**Directive:**
For the listing below, give the count of lines containing "electromagnéticas", and no other text.

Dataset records
------------------------
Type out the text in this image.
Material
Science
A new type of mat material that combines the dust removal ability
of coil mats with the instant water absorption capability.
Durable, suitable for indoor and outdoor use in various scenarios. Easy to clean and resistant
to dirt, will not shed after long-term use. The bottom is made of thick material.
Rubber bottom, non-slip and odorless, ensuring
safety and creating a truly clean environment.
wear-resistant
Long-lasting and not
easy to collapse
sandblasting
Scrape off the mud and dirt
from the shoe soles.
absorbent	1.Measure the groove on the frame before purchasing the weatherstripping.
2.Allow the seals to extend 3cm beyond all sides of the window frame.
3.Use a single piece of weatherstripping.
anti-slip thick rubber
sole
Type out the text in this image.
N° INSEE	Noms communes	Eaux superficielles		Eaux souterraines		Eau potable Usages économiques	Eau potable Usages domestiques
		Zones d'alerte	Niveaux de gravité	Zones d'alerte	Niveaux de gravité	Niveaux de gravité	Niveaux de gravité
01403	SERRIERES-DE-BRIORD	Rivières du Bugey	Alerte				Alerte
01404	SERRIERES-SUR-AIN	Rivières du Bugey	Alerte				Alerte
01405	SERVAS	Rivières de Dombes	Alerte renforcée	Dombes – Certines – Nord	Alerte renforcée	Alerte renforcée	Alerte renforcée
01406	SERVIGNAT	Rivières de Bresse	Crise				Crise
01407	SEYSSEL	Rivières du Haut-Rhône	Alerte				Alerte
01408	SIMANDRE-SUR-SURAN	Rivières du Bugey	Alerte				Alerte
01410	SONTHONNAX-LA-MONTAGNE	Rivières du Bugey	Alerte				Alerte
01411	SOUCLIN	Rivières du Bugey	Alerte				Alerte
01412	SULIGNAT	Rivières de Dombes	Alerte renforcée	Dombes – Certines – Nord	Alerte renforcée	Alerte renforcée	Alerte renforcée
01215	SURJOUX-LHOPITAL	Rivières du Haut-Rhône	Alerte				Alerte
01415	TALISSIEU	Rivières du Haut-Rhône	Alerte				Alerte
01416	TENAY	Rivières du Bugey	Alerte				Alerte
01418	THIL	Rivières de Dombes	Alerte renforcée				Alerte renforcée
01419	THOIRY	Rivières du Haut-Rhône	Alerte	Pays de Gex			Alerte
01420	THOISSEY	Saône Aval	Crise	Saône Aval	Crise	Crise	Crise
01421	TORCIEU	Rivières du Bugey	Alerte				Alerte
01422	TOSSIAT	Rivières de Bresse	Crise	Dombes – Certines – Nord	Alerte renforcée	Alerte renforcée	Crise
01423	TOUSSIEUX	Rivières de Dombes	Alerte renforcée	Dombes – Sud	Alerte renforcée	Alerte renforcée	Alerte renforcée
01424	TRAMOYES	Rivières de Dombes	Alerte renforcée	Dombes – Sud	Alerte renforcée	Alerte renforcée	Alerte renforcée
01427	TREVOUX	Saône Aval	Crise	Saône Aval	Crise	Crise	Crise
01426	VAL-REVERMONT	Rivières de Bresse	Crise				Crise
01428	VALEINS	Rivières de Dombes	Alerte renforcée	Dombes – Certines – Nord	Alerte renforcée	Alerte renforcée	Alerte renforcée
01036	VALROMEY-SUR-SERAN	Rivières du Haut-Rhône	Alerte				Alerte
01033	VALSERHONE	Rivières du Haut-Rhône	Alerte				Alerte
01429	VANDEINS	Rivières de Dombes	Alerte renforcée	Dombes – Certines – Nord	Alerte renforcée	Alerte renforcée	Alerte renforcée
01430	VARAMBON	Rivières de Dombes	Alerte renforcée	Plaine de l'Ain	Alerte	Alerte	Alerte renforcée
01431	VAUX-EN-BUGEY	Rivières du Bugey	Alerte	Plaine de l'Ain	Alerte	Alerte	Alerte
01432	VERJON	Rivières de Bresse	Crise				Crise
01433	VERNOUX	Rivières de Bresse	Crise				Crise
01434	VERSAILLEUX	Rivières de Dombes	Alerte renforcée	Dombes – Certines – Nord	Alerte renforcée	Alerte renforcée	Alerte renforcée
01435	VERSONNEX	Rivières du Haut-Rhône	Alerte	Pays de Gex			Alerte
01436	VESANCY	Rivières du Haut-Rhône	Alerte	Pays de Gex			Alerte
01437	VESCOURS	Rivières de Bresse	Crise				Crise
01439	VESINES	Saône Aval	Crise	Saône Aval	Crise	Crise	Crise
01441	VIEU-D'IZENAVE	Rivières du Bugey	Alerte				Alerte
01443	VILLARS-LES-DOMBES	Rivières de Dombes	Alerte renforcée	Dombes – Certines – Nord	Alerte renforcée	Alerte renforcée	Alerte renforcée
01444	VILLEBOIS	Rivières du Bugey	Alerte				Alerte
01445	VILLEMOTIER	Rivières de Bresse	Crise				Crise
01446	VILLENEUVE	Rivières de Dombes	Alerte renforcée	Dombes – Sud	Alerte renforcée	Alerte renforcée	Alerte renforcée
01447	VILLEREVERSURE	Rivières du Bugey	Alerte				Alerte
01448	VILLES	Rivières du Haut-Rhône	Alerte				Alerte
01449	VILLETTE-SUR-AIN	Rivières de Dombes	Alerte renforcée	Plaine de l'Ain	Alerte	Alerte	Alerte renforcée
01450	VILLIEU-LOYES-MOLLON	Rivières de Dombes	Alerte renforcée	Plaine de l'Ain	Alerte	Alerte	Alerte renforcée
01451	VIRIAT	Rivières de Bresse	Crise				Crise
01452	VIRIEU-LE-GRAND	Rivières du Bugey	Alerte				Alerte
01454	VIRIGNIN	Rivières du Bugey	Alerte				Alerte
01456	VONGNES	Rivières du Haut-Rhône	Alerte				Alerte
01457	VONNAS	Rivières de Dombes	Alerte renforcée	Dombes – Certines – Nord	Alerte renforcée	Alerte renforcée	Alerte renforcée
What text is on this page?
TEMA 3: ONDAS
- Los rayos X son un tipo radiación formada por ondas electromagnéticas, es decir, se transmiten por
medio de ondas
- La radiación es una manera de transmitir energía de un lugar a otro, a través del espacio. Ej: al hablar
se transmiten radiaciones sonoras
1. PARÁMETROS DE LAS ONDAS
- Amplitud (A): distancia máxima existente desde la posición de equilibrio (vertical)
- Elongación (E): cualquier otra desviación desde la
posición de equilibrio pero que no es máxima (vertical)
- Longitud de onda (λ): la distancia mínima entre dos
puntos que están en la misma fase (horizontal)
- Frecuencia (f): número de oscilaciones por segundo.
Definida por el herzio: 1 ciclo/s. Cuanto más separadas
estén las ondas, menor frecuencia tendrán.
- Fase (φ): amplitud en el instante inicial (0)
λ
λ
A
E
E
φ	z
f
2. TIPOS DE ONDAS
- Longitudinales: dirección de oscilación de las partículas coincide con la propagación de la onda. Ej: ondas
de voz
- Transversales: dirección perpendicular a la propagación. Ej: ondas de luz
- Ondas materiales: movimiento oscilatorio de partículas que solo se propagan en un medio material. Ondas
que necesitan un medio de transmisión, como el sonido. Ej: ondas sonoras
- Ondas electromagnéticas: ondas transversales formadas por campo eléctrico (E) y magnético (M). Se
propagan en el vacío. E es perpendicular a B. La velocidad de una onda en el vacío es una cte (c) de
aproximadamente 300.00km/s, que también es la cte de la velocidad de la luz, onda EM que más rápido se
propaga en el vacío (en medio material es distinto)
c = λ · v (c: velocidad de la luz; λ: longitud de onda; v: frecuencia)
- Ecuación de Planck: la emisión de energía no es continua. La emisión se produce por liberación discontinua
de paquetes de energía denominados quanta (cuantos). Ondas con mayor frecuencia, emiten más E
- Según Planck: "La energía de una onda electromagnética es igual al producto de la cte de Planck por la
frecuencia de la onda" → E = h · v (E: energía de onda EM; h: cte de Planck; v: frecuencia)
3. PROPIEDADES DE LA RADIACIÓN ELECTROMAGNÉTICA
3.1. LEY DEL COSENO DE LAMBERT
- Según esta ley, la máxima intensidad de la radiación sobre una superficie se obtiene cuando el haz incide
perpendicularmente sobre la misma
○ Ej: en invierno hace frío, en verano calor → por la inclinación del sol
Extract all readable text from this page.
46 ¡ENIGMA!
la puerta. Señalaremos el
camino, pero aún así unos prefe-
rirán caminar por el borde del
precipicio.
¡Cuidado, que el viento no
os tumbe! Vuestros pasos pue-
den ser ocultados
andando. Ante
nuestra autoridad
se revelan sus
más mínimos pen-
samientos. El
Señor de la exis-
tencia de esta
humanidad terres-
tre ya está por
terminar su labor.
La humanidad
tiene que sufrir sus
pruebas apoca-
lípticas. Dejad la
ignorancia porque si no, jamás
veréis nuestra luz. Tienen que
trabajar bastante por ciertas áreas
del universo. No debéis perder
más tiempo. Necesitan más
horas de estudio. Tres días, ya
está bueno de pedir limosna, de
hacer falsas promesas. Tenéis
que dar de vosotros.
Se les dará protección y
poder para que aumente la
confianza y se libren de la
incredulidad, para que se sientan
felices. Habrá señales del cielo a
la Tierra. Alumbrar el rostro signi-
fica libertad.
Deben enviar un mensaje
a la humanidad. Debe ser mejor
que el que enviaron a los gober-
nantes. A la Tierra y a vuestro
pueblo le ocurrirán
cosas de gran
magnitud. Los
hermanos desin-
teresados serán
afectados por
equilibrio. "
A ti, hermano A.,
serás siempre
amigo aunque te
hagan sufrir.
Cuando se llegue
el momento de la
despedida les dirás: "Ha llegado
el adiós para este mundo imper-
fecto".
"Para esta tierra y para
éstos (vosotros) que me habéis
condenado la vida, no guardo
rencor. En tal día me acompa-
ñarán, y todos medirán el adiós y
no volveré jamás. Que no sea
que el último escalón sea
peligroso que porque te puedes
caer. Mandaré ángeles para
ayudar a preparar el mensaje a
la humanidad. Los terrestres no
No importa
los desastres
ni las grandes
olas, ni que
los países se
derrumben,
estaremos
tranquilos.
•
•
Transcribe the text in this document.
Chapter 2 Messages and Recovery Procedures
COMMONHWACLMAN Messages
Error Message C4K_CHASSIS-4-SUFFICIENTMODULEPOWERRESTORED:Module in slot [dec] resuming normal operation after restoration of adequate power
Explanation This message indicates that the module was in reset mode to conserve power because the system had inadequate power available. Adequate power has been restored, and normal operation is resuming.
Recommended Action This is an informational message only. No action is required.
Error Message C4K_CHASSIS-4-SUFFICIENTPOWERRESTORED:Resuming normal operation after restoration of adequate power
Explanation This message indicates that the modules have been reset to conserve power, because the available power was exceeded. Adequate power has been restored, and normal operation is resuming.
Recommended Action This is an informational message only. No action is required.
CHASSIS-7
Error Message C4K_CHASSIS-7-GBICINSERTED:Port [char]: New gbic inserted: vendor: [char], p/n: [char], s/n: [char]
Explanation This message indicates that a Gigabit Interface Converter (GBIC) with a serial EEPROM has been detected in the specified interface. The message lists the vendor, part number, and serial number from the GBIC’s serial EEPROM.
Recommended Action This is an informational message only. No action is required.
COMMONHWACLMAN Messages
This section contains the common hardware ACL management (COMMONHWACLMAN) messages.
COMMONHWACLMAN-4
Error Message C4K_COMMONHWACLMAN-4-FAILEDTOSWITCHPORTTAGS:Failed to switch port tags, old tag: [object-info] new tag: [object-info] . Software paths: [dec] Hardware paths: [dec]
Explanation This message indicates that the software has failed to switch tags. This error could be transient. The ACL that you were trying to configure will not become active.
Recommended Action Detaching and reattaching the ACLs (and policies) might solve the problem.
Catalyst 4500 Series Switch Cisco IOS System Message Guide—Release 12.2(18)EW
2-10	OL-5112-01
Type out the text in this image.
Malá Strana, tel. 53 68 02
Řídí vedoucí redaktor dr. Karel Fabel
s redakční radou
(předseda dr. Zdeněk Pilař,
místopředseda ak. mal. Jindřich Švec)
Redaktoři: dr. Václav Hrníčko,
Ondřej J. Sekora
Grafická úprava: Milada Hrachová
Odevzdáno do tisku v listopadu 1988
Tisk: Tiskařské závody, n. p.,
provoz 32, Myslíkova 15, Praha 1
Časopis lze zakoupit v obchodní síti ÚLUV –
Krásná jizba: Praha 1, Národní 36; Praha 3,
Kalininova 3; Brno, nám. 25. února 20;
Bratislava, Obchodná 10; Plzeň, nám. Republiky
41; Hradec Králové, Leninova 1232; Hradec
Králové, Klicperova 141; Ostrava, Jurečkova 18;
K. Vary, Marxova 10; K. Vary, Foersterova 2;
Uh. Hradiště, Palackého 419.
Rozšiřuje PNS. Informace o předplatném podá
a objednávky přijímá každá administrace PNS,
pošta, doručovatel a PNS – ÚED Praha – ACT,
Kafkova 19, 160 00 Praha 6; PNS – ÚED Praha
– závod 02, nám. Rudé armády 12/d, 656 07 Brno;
------------------------
**Task answer:**
2